#### DATASET ROWS ####
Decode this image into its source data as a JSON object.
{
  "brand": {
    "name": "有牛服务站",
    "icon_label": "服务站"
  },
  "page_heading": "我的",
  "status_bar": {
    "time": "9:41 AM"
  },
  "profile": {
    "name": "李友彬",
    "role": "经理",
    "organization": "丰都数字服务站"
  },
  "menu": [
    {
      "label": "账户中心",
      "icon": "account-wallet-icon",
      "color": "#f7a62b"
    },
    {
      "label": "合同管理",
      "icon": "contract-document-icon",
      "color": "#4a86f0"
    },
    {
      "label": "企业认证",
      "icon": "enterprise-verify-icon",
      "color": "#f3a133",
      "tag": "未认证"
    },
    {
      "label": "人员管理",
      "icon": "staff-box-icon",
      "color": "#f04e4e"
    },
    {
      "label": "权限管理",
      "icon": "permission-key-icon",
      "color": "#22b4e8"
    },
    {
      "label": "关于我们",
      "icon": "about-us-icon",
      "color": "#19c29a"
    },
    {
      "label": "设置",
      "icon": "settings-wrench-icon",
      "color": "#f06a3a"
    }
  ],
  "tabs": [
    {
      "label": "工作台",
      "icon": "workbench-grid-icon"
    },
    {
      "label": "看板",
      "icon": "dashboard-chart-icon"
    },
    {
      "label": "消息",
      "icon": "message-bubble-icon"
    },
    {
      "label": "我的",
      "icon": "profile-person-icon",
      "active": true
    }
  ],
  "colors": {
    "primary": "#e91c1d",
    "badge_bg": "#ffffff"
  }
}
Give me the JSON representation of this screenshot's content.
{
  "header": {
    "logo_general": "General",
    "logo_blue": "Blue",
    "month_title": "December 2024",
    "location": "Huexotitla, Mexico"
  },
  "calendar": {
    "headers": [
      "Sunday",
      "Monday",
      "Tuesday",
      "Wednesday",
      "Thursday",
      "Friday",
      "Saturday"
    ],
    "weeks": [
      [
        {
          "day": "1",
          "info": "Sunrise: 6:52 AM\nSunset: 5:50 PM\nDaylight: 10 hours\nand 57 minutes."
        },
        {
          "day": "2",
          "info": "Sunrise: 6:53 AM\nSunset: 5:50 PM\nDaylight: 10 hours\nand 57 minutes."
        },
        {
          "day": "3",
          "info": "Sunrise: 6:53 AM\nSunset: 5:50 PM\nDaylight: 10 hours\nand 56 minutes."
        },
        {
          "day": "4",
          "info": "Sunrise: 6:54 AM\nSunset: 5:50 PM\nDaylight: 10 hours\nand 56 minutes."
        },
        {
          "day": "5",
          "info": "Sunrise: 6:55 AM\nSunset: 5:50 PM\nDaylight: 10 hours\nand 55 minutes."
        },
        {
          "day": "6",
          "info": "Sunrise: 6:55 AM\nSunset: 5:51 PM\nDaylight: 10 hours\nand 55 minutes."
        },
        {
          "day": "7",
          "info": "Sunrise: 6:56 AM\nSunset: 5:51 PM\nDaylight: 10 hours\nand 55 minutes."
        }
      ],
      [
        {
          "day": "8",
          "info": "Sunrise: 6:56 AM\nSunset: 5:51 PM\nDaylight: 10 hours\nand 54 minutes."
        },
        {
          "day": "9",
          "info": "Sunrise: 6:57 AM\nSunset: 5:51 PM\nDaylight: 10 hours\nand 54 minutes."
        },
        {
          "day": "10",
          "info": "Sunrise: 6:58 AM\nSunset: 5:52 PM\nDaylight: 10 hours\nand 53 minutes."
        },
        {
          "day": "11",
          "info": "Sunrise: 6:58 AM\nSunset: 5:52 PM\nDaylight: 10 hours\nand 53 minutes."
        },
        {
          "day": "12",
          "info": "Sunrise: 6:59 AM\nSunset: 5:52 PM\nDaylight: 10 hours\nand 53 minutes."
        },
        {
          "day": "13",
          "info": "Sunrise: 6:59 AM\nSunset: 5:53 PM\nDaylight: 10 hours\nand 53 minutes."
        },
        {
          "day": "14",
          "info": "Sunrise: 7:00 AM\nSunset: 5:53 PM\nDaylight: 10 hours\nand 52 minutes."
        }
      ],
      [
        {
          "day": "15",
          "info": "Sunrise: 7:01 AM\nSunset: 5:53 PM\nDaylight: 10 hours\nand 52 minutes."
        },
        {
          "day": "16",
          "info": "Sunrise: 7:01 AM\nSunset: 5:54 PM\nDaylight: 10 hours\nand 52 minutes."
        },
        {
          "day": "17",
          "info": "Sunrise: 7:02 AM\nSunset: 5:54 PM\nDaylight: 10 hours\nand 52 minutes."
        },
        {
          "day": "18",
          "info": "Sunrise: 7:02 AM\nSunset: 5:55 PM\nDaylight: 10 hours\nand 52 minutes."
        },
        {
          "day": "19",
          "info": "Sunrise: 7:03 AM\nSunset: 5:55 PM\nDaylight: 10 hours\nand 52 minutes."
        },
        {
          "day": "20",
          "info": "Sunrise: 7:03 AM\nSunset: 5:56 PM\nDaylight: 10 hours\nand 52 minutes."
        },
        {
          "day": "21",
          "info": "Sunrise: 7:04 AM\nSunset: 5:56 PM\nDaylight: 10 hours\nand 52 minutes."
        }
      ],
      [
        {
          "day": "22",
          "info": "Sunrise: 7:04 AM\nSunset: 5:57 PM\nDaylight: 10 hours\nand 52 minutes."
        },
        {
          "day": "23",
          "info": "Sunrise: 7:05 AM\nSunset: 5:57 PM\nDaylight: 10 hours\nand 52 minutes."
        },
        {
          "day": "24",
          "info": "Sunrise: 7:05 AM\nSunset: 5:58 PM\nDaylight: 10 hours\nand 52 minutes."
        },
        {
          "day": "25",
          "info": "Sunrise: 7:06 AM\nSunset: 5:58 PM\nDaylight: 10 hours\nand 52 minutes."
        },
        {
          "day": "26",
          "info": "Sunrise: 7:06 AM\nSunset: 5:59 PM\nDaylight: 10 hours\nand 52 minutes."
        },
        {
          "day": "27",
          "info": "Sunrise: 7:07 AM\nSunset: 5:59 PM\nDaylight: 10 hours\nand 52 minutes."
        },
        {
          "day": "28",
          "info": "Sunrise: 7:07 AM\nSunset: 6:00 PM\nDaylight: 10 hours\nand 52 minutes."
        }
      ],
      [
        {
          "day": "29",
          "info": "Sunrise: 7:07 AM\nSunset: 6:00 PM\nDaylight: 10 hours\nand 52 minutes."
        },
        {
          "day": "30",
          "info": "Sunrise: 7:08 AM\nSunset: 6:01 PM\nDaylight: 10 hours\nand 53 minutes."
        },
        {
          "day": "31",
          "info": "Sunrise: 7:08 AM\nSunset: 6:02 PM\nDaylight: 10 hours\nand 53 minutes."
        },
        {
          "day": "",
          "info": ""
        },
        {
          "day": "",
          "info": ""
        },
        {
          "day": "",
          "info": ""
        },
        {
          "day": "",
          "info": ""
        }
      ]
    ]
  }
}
####
WHAT TO DO – Which lines above contain the word "this"? Copy each of them.

EXERCISE ANSWER –
Decode this image into its source data as a JSON object.
Give me the JSON representation of this screenshot's content.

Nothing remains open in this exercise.